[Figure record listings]
** START **
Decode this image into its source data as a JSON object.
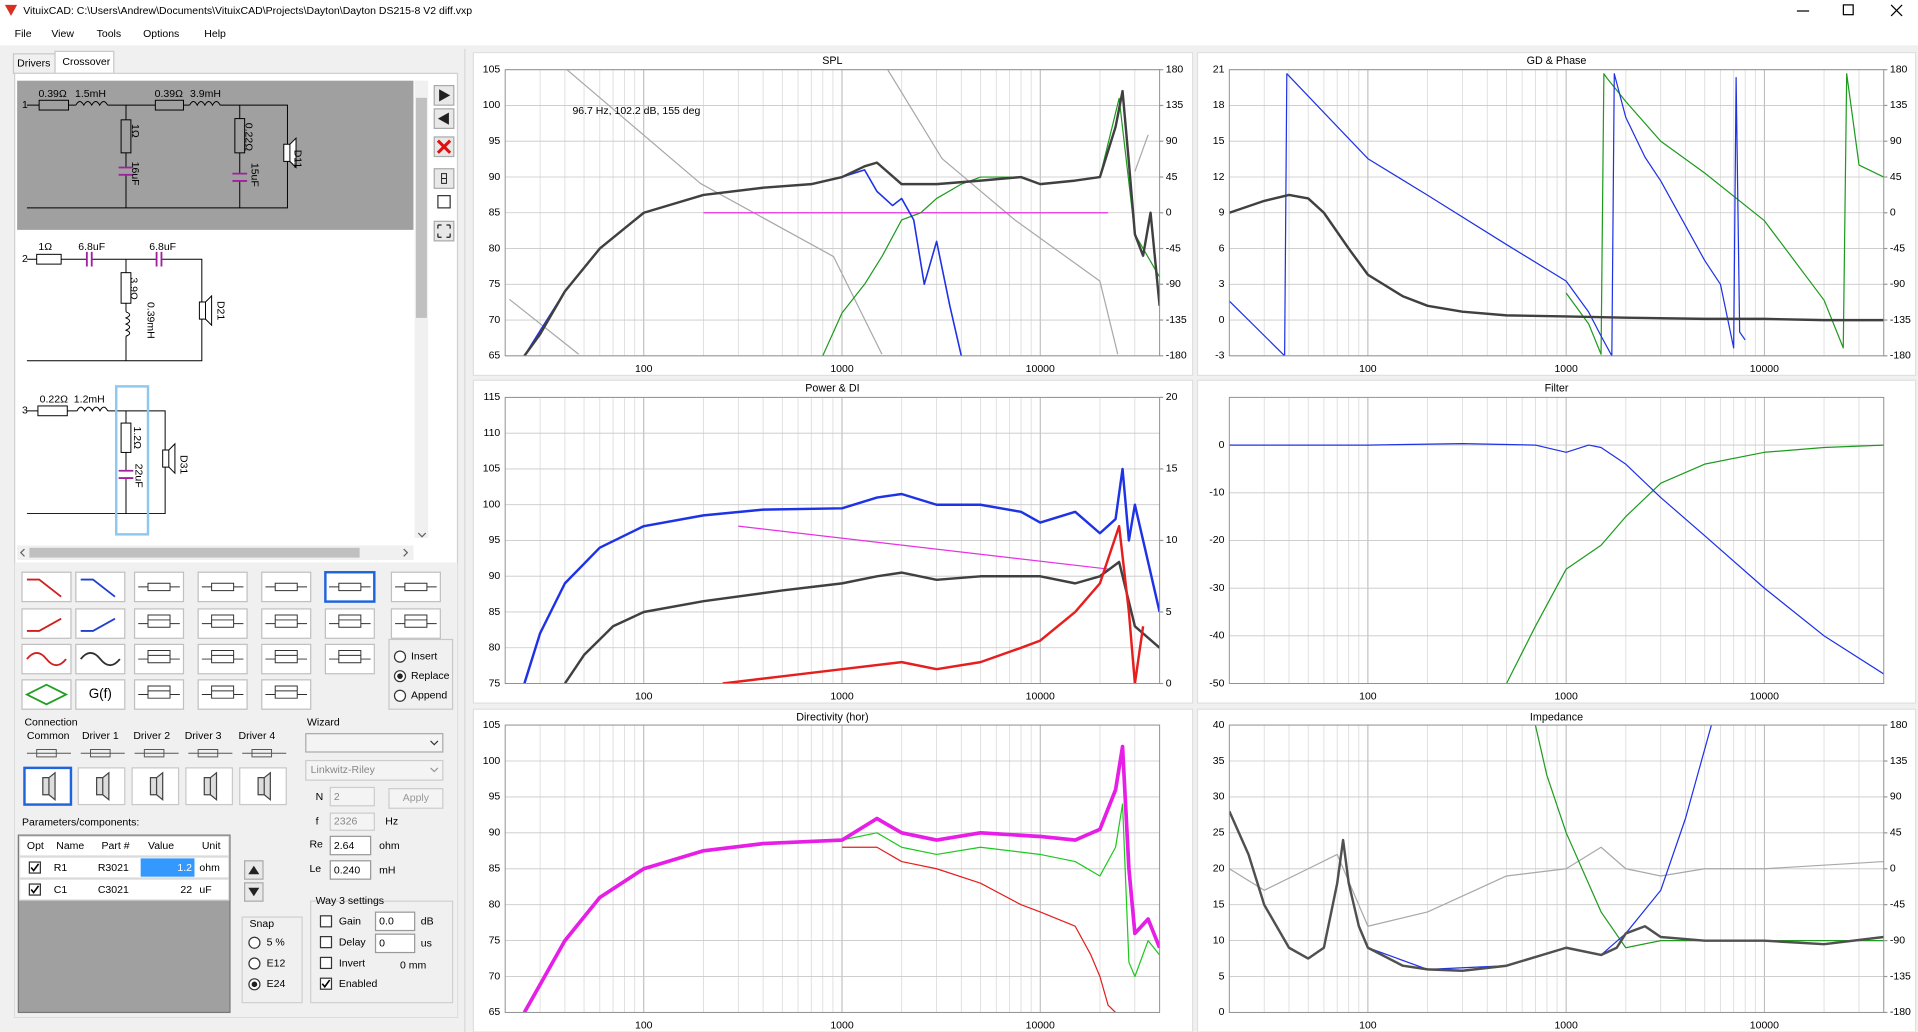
{
  "window": {
    "title": "VituixCAD: C:\\Users\\Andrew\\Documents\\VituixCAD\\Projects\\Dayton\\Dayton DS215-8 V2 diff.vxp",
    "menu": [
      "File",
      "View",
      "Tools",
      "Options",
      "Help"
    ]
  },
  "tabs": [
    "Drivers",
    "Crossover"
  ],
  "circuit": {
    "ways": [
      "1",
      "2",
      "3"
    ],
    "labels": [
      "0.39Ω",
      "1.5mH",
      "0.39Ω",
      "3.9mH",
      "1Ω",
      "16uF",
      "0.22Ω",
      "15uF",
      "D11",
      "1Ω",
      "6.8uF",
      "6.8uF",
      "3.9Ω",
      "0.39mH",
      "D21",
      "0.22Ω",
      "1.2mH",
      "1.2Ω",
      "22uF",
      "D31"
    ]
  },
  "tool_buttons": {
    "function": "G(f)",
    "modes": [
      "Insert",
      "Replace",
      "Append"
    ],
    "selected_mode": 1
  },
  "connection": {
    "title": "Connection",
    "drivers": [
      "Common",
      "Driver 1",
      "Driver 2",
      "Driver 3",
      "Driver 4"
    ]
  },
  "wizard": {
    "title": "Wizard",
    "filter": "Linkwitz-Riley",
    "n_label": "N",
    "n": 2,
    "f_label": "f",
    "f": 2326,
    "f_unit": "Hz",
    "apply": "Apply",
    "re_label": "Re",
    "re": 2.64,
    "re_unit": "ohm",
    "le_label": "Le",
    "le": "0.240",
    "le_unit": "mH"
  },
  "parameters": {
    "title": "Parameters/components:",
    "columns": [
      "Opt",
      "Name",
      "Part #",
      "Value",
      "Unit"
    ],
    "rows": [
      {
        "opt": true,
        "name": "R1",
        "part": "R3021",
        "value": 1.2,
        "unit": "ohm"
      },
      {
        "opt": true,
        "name": "C1",
        "part": "C3021",
        "value": 22,
        "unit": "uF"
      }
    ]
  },
  "snap": {
    "title": "Snap",
    "options": [
      "5 %",
      "E12",
      "E24"
    ],
    "selected": 2
  },
  "way_settings": {
    "title": "Way 3 settings",
    "gain_label": "Gain",
    "gain": "0.0",
    "gain_unit": "dB",
    "delay_label": "Delay",
    "delay": 0,
    "delay_unit": "us",
    "invert_label": "Invert",
    "offset": "0 mm",
    "enabled_label": "Enabled",
    "enabled": true
  },
  "x_grid": [
    20,
    30,
    40,
    50,
    60,
    70,
    80,
    90,
    200,
    300,
    400,
    500,
    600,
    700,
    800,
    900,
    2000,
    3000,
    4000,
    5000,
    6000,
    7000,
    8000,
    9000,
    20000,
    30000,
    40000
  ],
  "plots": [
    {
      "title": "SPL",
      "xlim": [
        20,
        40000
      ],
      "xticks": [
        100,
        1000,
        10000
      ],
      "ylim": [
        65,
        105
      ],
      "yticks": [
        65,
        70,
        75,
        80,
        85,
        90,
        95,
        100,
        105
      ],
      "y2lim": [
        -180,
        180
      ],
      "y2ticks": [
        -180,
        -135,
        -90,
        -45,
        0,
        45,
        90,
        135,
        180
      ],
      "annotation": "96.7 Hz, 102.2 dB, 155 deg",
      "series": [
        {
          "color": "#a8a8a8",
          "line_width": 1,
          "axis": "y2",
          "x": [
            21,
            47,
            45,
            41,
            193,
            906,
            1590,
            1650,
            1700,
            3200,
            7450,
            20000,
            24600,
            27000,
            30000,
            35000
          ],
          "values": [
            -109,
            -178,
            null,
            180,
            37,
            -55,
            -178,
            null,
            180,
            68,
            -9,
            -86,
            -178,
            null,
            52,
            98
          ]
        },
        {
          "color": "#e632e6",
          "line_width": 1,
          "x": [
            200,
            22000
          ],
          "values": [
            85,
            85
          ]
        },
        {
          "color": "#1e9b1e",
          "line_width": 1,
          "x": [
            800,
            1000,
            1300,
            1600,
            2000,
            2500,
            3000,
            4000,
            5000,
            8000,
            10000,
            15000,
            20000,
            25000,
            30000,
            40000
          ],
          "values": [
            65,
            71,
            75,
            79,
            84,
            85,
            87,
            89,
            90,
            90,
            89,
            89.5,
            90,
            101,
            82,
            76
          ]
        },
        {
          "color": "#1e32e6",
          "line_width": 1.3,
          "x": [
            25,
            40,
            60,
            100,
            200,
            400,
            700,
            1000,
            1300,
            1500,
            1800,
            2000,
            2300,
            2600,
            3000,
            3500,
            4000
          ],
          "values": [
            65,
            74,
            80,
            85,
            87.5,
            88.5,
            89,
            90,
            91,
            88,
            86,
            87,
            84,
            75,
            81,
            72,
            65
          ]
        },
        {
          "color": "#404040",
          "line_width": 2,
          "x": [
            25,
            30,
            40,
            60,
            100,
            200,
            400,
            700,
            1000,
            1300,
            1500,
            2000,
            3000,
            5000,
            8000,
            10000,
            15000,
            20000,
            24000,
            26000,
            28000,
            30000,
            33000,
            36000,
            40000
          ],
          "values": [
            65,
            68,
            74,
            80,
            85,
            87.5,
            88.5,
            89,
            90,
            91.5,
            92,
            89,
            89,
            89.5,
            90,
            89,
            89.5,
            90,
            97,
            102,
            92,
            82,
            79,
            85,
            72
          ]
        }
      ]
    },
    {
      "title": "GD & Phase",
      "xlim": [
        20,
        40000
      ],
      "xticks": [
        100,
        1000,
        10000
      ],
      "ylim": [
        -3,
        21
      ],
      "yticks": [
        -3,
        0,
        3,
        6,
        9,
        12,
        15,
        18,
        21
      ],
      "y2lim": [
        -180,
        180
      ],
      "y2ticks": [
        -180,
        -135,
        -90,
        -45,
        0,
        45,
        90,
        135,
        180
      ],
      "series": [
        {
          "color": "#1e9b1e",
          "line_width": 1,
          "axis": "y2",
          "x": [
            1000,
            1300,
            1500,
            1550,
            1600,
            2000,
            3000,
            5000,
            10000,
            20000,
            25000,
            26000,
            30000,
            40000
          ],
          "values": [
            -101,
            -140,
            -178,
            175,
            170,
            140,
            90,
            50,
            -10,
            -110,
            -170,
            175,
            60,
            45
          ]
        },
        {
          "color": "#1e32e6",
          "line_width": 1,
          "axis": "y2",
          "x": [
            20,
            38,
            39,
            100,
            200,
            500,
            1000,
            1300,
            1500,
            1700,
            1750,
            2000,
            2500,
            3000,
            5000,
            6000,
            7000,
            7200,
            7500,
            8000
          ],
          "values": [
            -111,
            -180,
            175,
            68,
            22,
            -40,
            -86,
            -125,
            -155,
            -180,
            175,
            120,
            70,
            40,
            -60,
            -90,
            -170,
            170,
            -150,
            -160
          ]
        },
        {
          "color": "#404040",
          "line_width": 2,
          "x": [
            20,
            30,
            40,
            50,
            60,
            80,
            100,
            150,
            200,
            300,
            500,
            1000,
            2000,
            5000,
            10000,
            20000,
            40000
          ],
          "values": [
            9,
            10,
            10.5,
            10.2,
            9,
            6,
            3.8,
            2,
            1.2,
            0.7,
            0.4,
            0.3,
            0.2,
            0.1,
            0.1,
            0,
            0
          ]
        }
      ]
    },
    {
      "title": "Power & DI",
      "xlim": [
        20,
        40000
      ],
      "xticks": [
        100,
        1000,
        10000
      ],
      "ylim": [
        75,
        115
      ],
      "yticks": [
        75,
        80,
        85,
        90,
        95,
        100,
        105,
        110,
        115
      ],
      "y2lim": [
        0,
        20
      ],
      "y2ticks": [
        0,
        5,
        10,
        15,
        20
      ],
      "series": [
        {
          "color": "#e632e6",
          "line_width": 1,
          "x": [
            300,
            22000
          ],
          "values": [
            97,
            91
          ]
        },
        {
          "color": "#404040",
          "line_width": 2,
          "x": [
            40,
            50,
            70,
            100,
            200,
            500,
            1000,
            1500,
            2000,
            3000,
            5000,
            10000,
            15000,
            20000,
            25000,
            30000,
            40000
          ],
          "values": [
            75,
            79,
            83,
            85,
            86.5,
            88,
            89,
            90,
            90.5,
            89.5,
            90,
            90,
            89,
            90,
            92,
            83,
            80
          ]
        },
        {
          "color": "#e61e1e",
          "line_width": 2,
          "axis": "y2",
          "x": [
            250,
            500,
            1000,
            2000,
            3000,
            5000,
            8000,
            10000,
            15000,
            20000,
            25000,
            28000,
            30000,
            33000
          ],
          "values": [
            0,
            0.5,
            1,
            1.5,
            1,
            1.5,
            2.5,
            3,
            5,
            7,
            11,
            5,
            0,
            4
          ]
        },
        {
          "color": "#1e32e6",
          "line_width": 2,
          "x": [
            25,
            30,
            40,
            60,
            100,
            200,
            400,
            1000,
            1500,
            2000,
            3000,
            5000,
            8000,
            10000,
            15000,
            20000,
            24000,
            26000,
            28000,
            30000,
            35000,
            40000
          ],
          "values": [
            75,
            82,
            89,
            94,
            97,
            98.5,
            99.3,
            99.5,
            101,
            101.5,
            100,
            100,
            99,
            97.5,
            99,
            96,
            98,
            105,
            95,
            100,
            92,
            85
          ]
        }
      ]
    },
    {
      "title": "Filter",
      "xlim": [
        20,
        40000
      ],
      "xticks": [
        100,
        1000,
        10000
      ],
      "ylim": [
        -50,
        10
      ],
      "yticks": [
        -50,
        -40,
        -30,
        -20,
        -10,
        0
      ],
      "series": [
        {
          "color": "#1e9b1e",
          "line_width": 1,
          "x": [
            500,
            700,
            1000,
            1500,
            2000,
            3000,
            5000,
            10000,
            20000,
            40000
          ],
          "values": [
            -50,
            -38,
            -26,
            -21,
            -15,
            -8,
            -4,
            -1.5,
            -0.5,
            0
          ]
        },
        {
          "color": "#1e32e6",
          "line_width": 1,
          "x": [
            20,
            100,
            300,
            700,
            1000,
            1300,
            1500,
            2000,
            3000,
            5000,
            10000,
            20000,
            40000
          ],
          "values": [
            0,
            0,
            0.3,
            0,
            -1.5,
            0,
            -0.5,
            -4,
            -11,
            -19,
            -30,
            -40,
            -48
          ]
        }
      ]
    },
    {
      "title": "Directivity (hor)",
      "xlim": [
        20,
        40000
      ],
      "xticks": [
        100,
        1000,
        10000
      ],
      "ylim": [
        65,
        105
      ],
      "yticks": [
        65,
        70,
        75,
        80,
        85,
        90,
        95,
        100,
        105
      ],
      "series": [
        {
          "color": "#e61e1e",
          "line_width": 1,
          "x": [
            1000,
            1500,
            2000,
            3000,
            5000,
            8000,
            10000,
            15000,
            18000,
            20000,
            22000,
            24000
          ],
          "values": [
            88,
            88,
            86,
            85,
            83,
            80,
            79,
            77,
            73,
            70,
            66,
            65
          ]
        },
        {
          "color": "#1ec81e",
          "line_width": 1,
          "x": [
            1000,
            1500,
            2000,
            3000,
            5000,
            10000,
            15000,
            20000,
            24000,
            26000,
            28000,
            30000,
            35000,
            40000
          ],
          "values": [
            89,
            90,
            88,
            87,
            88,
            87,
            86,
            84,
            88,
            94,
            72,
            70,
            75,
            73
          ]
        },
        {
          "color": "#e61ee6",
          "line_width": 3,
          "x": [
            25,
            40,
            60,
            100,
            200,
            400,
            1000,
            1500,
            2000,
            3000,
            5000,
            10000,
            15000,
            20000,
            24000,
            26000,
            28000,
            30000,
            35000,
            40000
          ],
          "values": [
            65,
            75,
            81,
            85,
            87.5,
            88.5,
            89,
            92,
            90,
            89,
            90,
            89.5,
            89,
            90.5,
            96,
            102,
            85,
            76,
            78,
            74
          ]
        }
      ]
    },
    {
      "title": "Impedance",
      "xlim": [
        20,
        40000
      ],
      "xticks": [
        100,
        1000,
        10000
      ],
      "ylim": [
        0,
        40
      ],
      "yticks": [
        0,
        5,
        10,
        15,
        20,
        25,
        30,
        35,
        40
      ],
      "y2lim": [
        -180,
        180
      ],
      "y2ticks": [
        -180,
        -135,
        -90,
        -45,
        0,
        45,
        90,
        135,
        180
      ],
      "series": [
        {
          "color": "#a8a8a8",
          "line_width": 1,
          "x": [
            20,
            30,
            50,
            70,
            100,
            200,
            500,
            1000,
            1500,
            2000,
            3000,
            5000,
            10000,
            40000
          ],
          "values": [
            20,
            17,
            20,
            22,
            12,
            14,
            19,
            20,
            23,
            20,
            19,
            20,
            20,
            21
          ]
        },
        {
          "color": "#1e9b1e",
          "line_width": 1,
          "x": [
            700,
            800,
            1000,
            1500,
            2000,
            3000,
            5000,
            10000,
            40000
          ],
          "values": [
            40,
            33,
            25,
            14,
            9,
            10,
            10,
            10,
            10
          ]
        },
        {
          "color": "#1e32e6",
          "line_width": 1,
          "x": [
            100,
            200,
            500,
            1000,
            1500,
            2000,
            3000,
            4000,
            5400
          ],
          "values": [
            9,
            6,
            6.5,
            9,
            8,
            11,
            17,
            27,
            40
          ]
        },
        {
          "color": "#505050",
          "line_width": 2,
          "x": [
            20,
            25,
            30,
            40,
            50,
            60,
            70,
            75,
            80,
            90,
            100,
            150,
            200,
            300,
            500,
            1000,
            1500,
            1800,
            2000,
            2500,
            3000,
            5000,
            10000,
            20000,
            40000
          ],
          "values": [
            28,
            22,
            15,
            9,
            7.5,
            9,
            18,
            24,
            18,
            12,
            9,
            6.5,
            6,
            5.8,
            6.5,
            9,
            8,
            9,
            11,
            12,
            10.5,
            10,
            10,
            9.5,
            10.5
          ]
        }
      ]
    }
  ]
}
** END **
Return, from the data, each line that has the word "title" in it.

● **Reply to the exercise**:
    "title": "VituixCAD: C:\\Users\\Andrew\\Documents\\VituixCAD\\Projects\\Dayton\\Dayton DS215-8 V2 diff.vxp",
    "title": "Connection",
    "title": "Wizard",
    "title": "Parameters/components:",
    "title": "Snap",
    "title": "Way 3 settings",
      "title": "SPL",
      "title": "GD & Phase",
      "title": "Power & DI",
      "title": "Filter",
      "title": "Directivity (hor)",
      "title": "Impedance",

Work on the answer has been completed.